## PROBLEM STATEMENT
Repeat each record exactly as written, and drop any images.

## LISTED RECORDS
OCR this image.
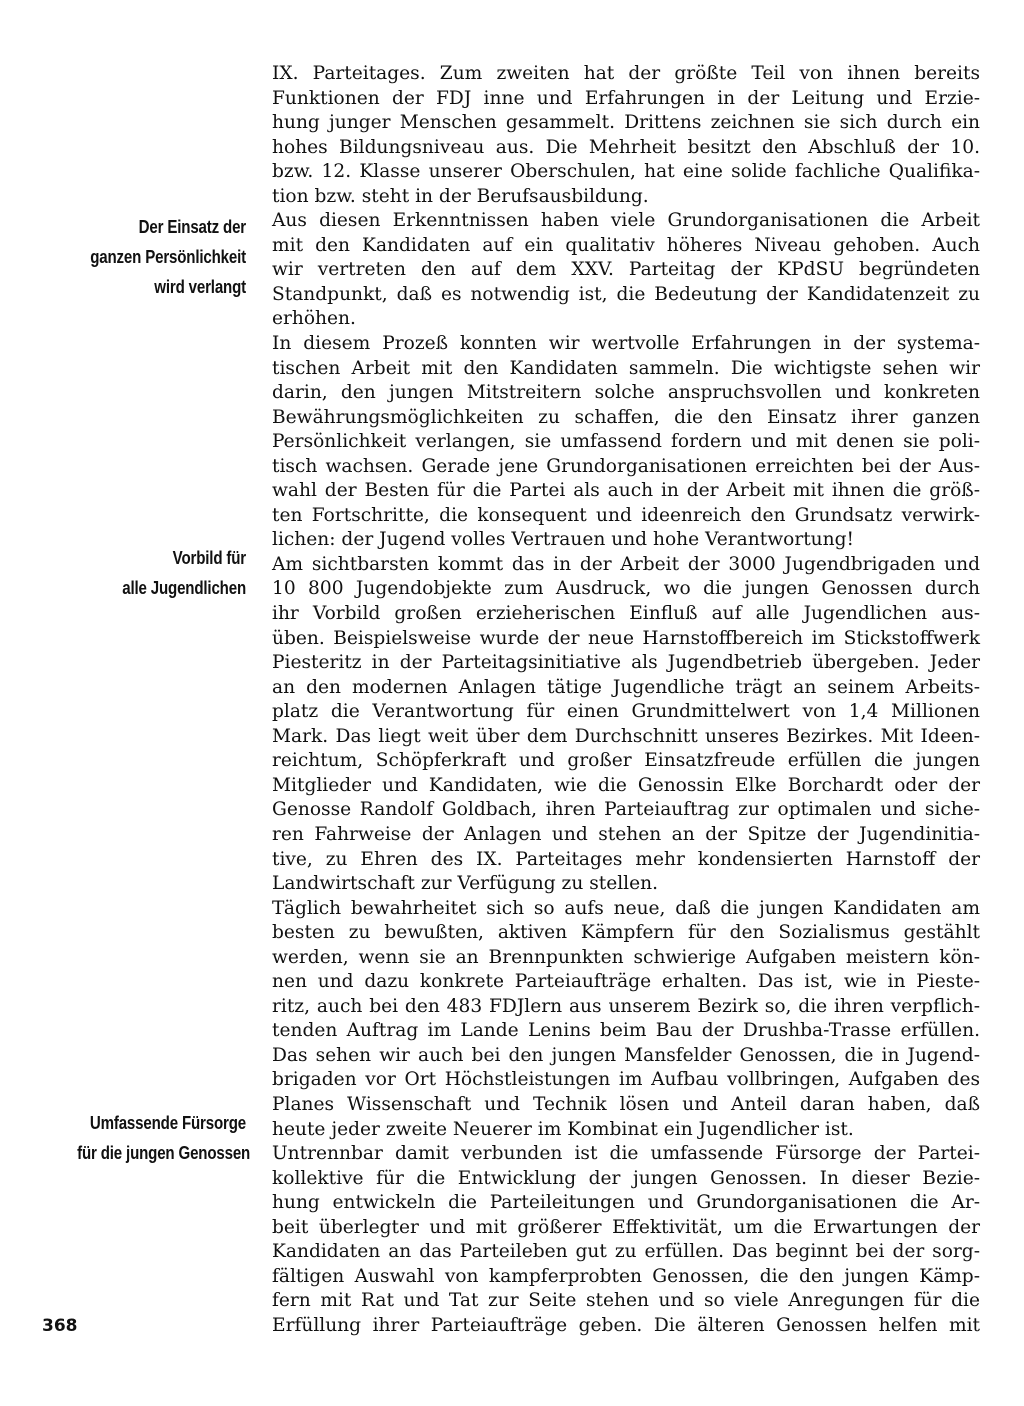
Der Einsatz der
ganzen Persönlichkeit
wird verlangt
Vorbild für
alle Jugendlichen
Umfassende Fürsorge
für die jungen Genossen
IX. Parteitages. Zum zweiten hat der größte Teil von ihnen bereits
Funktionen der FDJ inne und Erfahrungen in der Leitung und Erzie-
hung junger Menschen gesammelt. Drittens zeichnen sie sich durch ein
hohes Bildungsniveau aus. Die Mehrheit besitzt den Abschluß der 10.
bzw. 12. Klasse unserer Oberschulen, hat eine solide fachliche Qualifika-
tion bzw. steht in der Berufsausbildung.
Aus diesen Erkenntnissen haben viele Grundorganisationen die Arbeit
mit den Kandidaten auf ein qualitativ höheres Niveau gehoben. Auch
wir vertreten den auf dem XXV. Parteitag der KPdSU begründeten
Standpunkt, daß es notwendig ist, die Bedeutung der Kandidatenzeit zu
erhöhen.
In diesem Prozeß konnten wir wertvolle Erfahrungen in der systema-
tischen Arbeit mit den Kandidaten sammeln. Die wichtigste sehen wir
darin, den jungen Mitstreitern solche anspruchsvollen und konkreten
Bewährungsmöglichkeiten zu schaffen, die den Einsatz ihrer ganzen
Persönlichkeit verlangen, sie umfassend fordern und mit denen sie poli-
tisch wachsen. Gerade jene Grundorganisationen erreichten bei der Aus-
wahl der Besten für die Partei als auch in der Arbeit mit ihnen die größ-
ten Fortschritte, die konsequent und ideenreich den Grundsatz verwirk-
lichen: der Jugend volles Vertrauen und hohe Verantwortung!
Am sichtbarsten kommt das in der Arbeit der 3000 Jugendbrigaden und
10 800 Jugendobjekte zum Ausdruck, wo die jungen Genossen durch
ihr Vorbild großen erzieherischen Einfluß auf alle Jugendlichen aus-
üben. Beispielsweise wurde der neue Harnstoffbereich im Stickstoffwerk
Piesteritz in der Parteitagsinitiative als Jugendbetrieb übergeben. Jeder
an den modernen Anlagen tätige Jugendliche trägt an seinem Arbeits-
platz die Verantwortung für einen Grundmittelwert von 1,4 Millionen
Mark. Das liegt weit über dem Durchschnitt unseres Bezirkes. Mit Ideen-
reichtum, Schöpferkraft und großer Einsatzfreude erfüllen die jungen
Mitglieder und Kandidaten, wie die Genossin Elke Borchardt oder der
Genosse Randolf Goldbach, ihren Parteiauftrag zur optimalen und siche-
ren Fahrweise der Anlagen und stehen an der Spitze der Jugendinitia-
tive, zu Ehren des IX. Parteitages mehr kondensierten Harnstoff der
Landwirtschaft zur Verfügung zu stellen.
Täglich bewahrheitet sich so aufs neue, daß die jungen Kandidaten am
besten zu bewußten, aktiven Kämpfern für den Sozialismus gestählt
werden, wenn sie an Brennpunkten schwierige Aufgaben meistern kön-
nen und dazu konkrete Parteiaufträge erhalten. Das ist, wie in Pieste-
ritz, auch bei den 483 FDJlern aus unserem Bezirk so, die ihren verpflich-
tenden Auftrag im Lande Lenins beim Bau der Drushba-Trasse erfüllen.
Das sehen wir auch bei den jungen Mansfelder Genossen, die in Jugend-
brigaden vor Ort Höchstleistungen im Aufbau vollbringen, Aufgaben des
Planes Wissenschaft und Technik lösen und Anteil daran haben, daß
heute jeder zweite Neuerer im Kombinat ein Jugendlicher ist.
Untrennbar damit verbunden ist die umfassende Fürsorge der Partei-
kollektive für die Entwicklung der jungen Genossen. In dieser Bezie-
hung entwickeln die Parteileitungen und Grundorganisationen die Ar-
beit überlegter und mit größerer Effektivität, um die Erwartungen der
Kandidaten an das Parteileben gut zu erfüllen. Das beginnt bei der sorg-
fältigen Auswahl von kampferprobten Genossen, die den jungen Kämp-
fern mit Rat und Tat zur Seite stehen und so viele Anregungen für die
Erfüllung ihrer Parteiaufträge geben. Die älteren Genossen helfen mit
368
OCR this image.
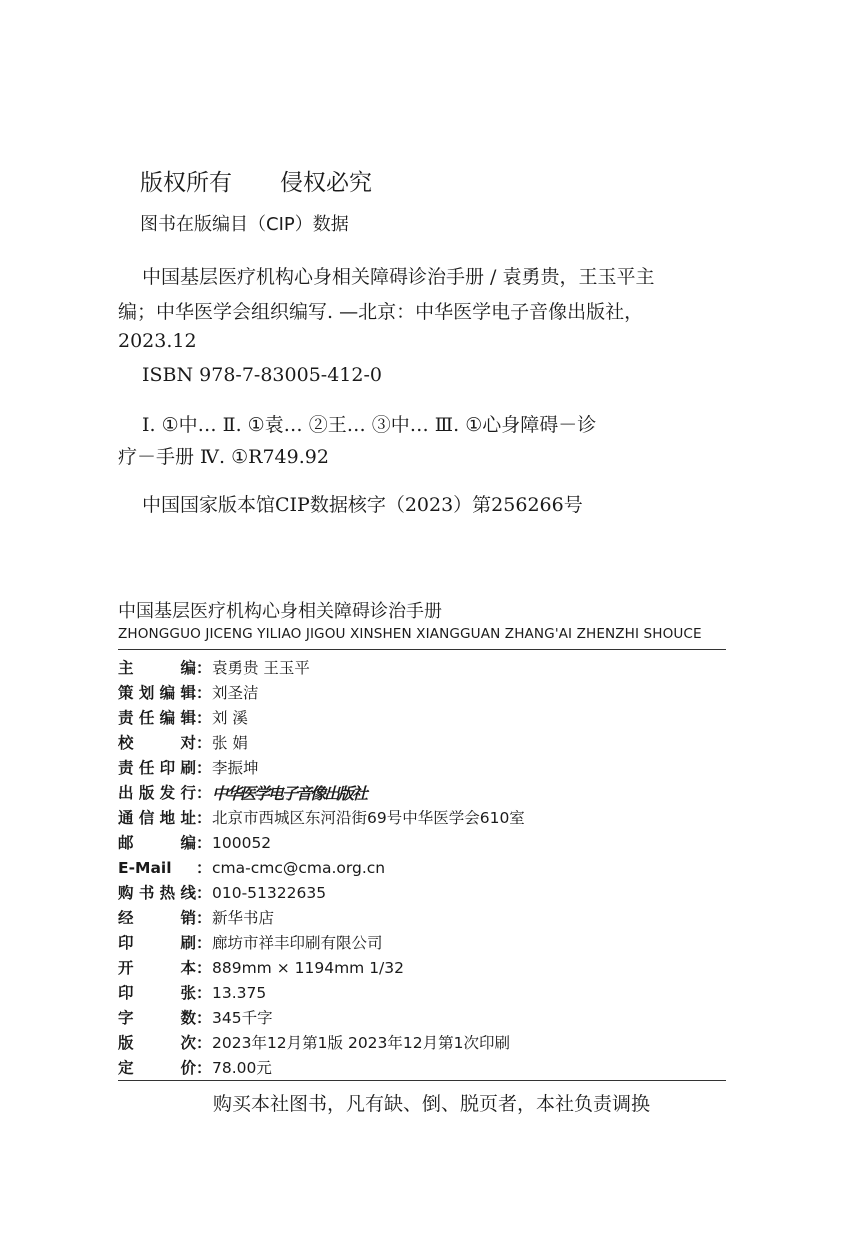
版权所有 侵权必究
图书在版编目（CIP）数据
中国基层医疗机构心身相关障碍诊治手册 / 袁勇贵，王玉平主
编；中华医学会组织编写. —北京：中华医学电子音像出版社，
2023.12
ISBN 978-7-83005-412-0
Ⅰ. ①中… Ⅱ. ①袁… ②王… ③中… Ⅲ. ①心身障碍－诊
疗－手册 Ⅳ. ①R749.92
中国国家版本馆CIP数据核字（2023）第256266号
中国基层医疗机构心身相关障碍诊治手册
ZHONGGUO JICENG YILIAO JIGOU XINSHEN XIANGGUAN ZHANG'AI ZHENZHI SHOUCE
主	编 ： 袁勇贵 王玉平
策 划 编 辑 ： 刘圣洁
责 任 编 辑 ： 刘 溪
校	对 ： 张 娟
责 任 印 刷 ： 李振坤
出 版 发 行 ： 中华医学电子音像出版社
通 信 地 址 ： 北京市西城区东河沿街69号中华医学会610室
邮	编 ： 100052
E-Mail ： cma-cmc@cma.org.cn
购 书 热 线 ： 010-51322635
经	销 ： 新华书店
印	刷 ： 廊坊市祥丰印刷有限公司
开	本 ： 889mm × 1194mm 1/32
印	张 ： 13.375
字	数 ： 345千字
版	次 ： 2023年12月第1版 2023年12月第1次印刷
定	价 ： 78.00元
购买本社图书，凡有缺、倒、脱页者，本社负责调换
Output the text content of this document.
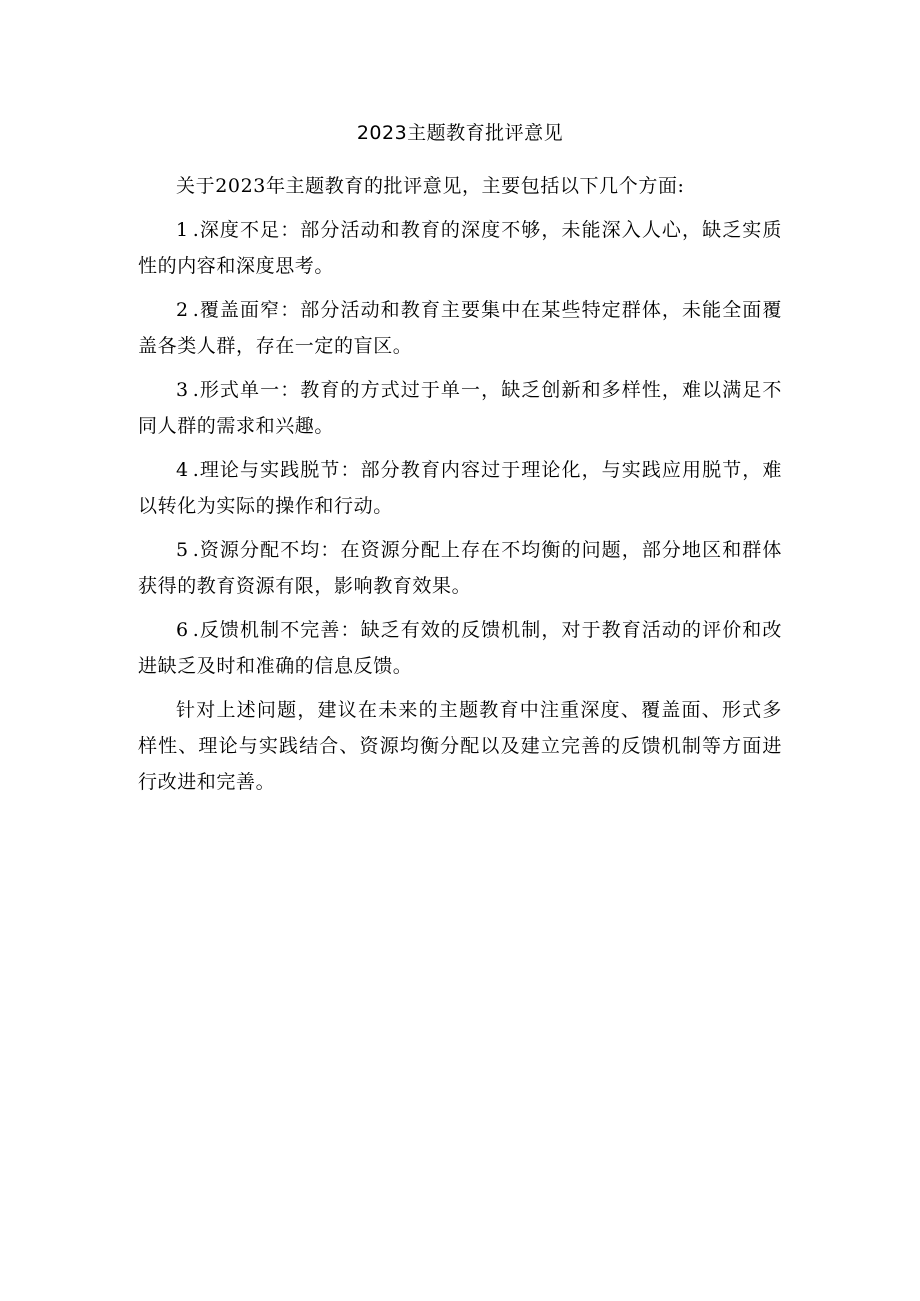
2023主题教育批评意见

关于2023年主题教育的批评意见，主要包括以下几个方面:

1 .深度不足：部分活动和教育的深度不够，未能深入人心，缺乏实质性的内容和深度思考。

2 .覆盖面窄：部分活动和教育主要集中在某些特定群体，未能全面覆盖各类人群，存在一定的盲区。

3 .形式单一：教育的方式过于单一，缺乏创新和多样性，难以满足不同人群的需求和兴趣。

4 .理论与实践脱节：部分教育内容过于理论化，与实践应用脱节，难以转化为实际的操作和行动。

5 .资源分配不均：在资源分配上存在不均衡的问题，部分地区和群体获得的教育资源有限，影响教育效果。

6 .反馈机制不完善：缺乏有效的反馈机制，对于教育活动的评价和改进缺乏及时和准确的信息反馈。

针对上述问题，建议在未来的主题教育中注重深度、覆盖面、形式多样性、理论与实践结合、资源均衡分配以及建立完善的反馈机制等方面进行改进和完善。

## FINISHED ANSWER
OCR this image.
Der Einsatz der
ganzen Persönlichkeit
wird verlangt
Vorbild für
alle Jugendlichen
Umfassende Fürsorge
für die jungen Genossen
IX. Parteitages. Zum zweiten hat der größte Teil von ihnen bereits
Funktionen der FDJ inne und Erfahrungen in der Leitung und Erzie-
hung junger Menschen gesammelt. Drittens zeichnen sie sich durch ein
hohes Bildungsniveau aus. Die Mehrheit besitzt den Abschluß der 10.
bzw. 12. Klasse unserer Oberschulen, hat eine solide fachliche Qualifika-
tion bzw. steht in der Berufsausbildung.
Aus diesen Erkenntnissen haben viele Grundorganisationen die Arbeit
mit den Kandidaten auf ein qualitativ höheres Niveau gehoben. Auch
wir vertreten den auf dem XXV. Parteitag der KPdSU begründeten
Standpunkt, daß es notwendig ist, die Bedeutung der Kandidatenzeit zu
erhöhen.
In diesem Prozeß konnten wir wertvolle Erfahrungen in der systema-
tischen Arbeit mit den Kandidaten sammeln. Die wichtigste sehen wir
darin, den jungen Mitstreitern solche anspruchsvollen und konkreten
Bewährungsmöglichkeiten zu schaffen, die den Einsatz ihrer ganzen
Persönlichkeit verlangen, sie umfassend fordern und mit denen sie poli-
tisch wachsen. Gerade jene Grundorganisationen erreichten bei der Aus-
wahl der Besten für die Partei als auch in der Arbeit mit ihnen die größ-
ten Fortschritte, die konsequent und ideenreich den Grundsatz verwirk-
lichen: der Jugend volles Vertrauen und hohe Verantwortung!
Am sichtbarsten kommt das in der Arbeit der 3000 Jugendbrigaden und
10 800 Jugendobjekte zum Ausdruck, wo die jungen Genossen durch
ihr Vorbild großen erzieherischen Einfluß auf alle Jugendlichen aus-
üben. Beispielsweise wurde der neue Harnstoffbereich im Stickstoffwerk
Piesteritz in der Parteitagsinitiative als Jugendbetrieb übergeben. Jeder
an den modernen Anlagen tätige Jugendliche trägt an seinem Arbeits-
platz die Verantwortung für einen Grundmittelwert von 1,4 Millionen
Mark. Das liegt weit über dem Durchschnitt unseres Bezirkes. Mit Ideen-
reichtum, Schöpferkraft und großer Einsatzfreude erfüllen die jungen
Mitglieder und Kandidaten, wie die Genossin Elke Borchardt oder der
Genosse Randolf Goldbach, ihren Parteiauftrag zur optimalen und siche-
ren Fahrweise der Anlagen und stehen an der Spitze der Jugendinitia-
tive, zu Ehren des IX. Parteitages mehr kondensierten Harnstoff der
Landwirtschaft zur Verfügung zu stellen.
Täglich bewahrheitet sich so aufs neue, daß die jungen Kandidaten am
besten zu bewußten, aktiven Kämpfern für den Sozialismus gestählt
werden, wenn sie an Brennpunkten schwierige Aufgaben meistern kön-
nen und dazu konkrete Parteiaufträge erhalten. Das ist, wie in Pieste-
ritz, auch bei den 483 FDJlern aus unserem Bezirk so, die ihren verpflich-
tenden Auftrag im Lande Lenins beim Bau der Drushba-Trasse erfüllen.
Das sehen wir auch bei den jungen Mansfelder Genossen, die in Jugend-
brigaden vor Ort Höchstleistungen im Aufbau vollbringen, Aufgaben des
Planes Wissenschaft und Technik lösen und Anteil daran haben, daß
heute jeder zweite Neuerer im Kombinat ein Jugendlicher ist.
Untrennbar damit verbunden ist die umfassende Fürsorge der Partei-
kollektive für die Entwicklung der jungen Genossen. In dieser Bezie-
hung entwickeln die Parteileitungen und Grundorganisationen die Ar-
beit überlegter und mit größerer Effektivität, um die Erwartungen der
Kandidaten an das Parteileben gut zu erfüllen. Das beginnt bei der sorg-
fältigen Auswahl von kampferprobten Genossen, die den jungen Kämp-
fern mit Rat und Tat zur Seite stehen und so viele Anregungen für die
Erfüllung ihrer Parteiaufträge geben. Die älteren Genossen helfen mit
368
OCR this image.
版权所有 侵权必究
图书在版编目（CIP）数据
中国基层医疗机构心身相关障碍诊治手册 / 袁勇贵，王玉平主
编；中华医学会组织编写. —北京：中华医学电子音像出版社，
2023.12
ISBN 978-7-83005-412-0
Ⅰ. ①中… Ⅱ. ①袁… ②王… ③中… Ⅲ. ①心身障碍－诊
疗－手册 Ⅳ. ①R749.92
中国国家版本馆CIP数据核字（2023）第256266号
中国基层医疗机构心身相关障碍诊治手册
ZHONGGUO JICENG YILIAO JIGOU XINSHEN XIANGGUAN ZHANG'AI ZHENZHI SHOUCE
主	编 ： 袁勇贵 王玉平
策 划 编 辑 ： 刘圣洁
责 任 编 辑 ： 刘 溪
校	对 ： 张 娟
责 任 印 刷 ： 李振坤
出 版 发 行 ： 中华医学电子音像出版社
通 信 地 址 ： 北京市西城区东河沿街69号中华医学会610室
邮	编 ： 100052
E-Mail ： cma-cmc@cma.org.cn
购 书 热 线 ： 010-51322635
经	销 ： 新华书店
印	刷 ： 廊坊市祥丰印刷有限公司
开	本 ： 889mm × 1194mm 1/32
印	张 ： 13.375
字	数 ： 345千字
版	次 ： 2023年12月第1版 2023年12月第1次印刷
定	价 ： 78.00元
购买本社图书，凡有缺、倒、脱页者，本社负责调换
Output the text content of this document.
2023主题教育批评意见

关于2023年主题教育的批评意见，主要包括以下几个方面:

1 .深度不足：部分活动和教育的深度不够，未能深入人心，缺乏实质性的内容和深度思考。

2 .覆盖面窄：部分活动和教育主要集中在某些特定群体，未能全面覆盖各类人群，存在一定的盲区。

3 .形式单一：教育的方式过于单一，缺乏创新和多样性，难以满足不同人群的需求和兴趣。

4 .理论与实践脱节：部分教育内容过于理论化，与实践应用脱节，难以转化为实际的操作和行动。

5 .资源分配不均：在资源分配上存在不均衡的问题，部分地区和群体获得的教育资源有限，影响教育效果。

6 .反馈机制不完善：缺乏有效的反馈机制，对于教育活动的评价和改进缺乏及时和准确的信息反馈。

针对上述问题，建议在未来的主题教育中注重深度、覆盖面、形式多样性、理论与实践结合、资源均衡分配以及建立完善的反馈机制等方面进行改进和完善。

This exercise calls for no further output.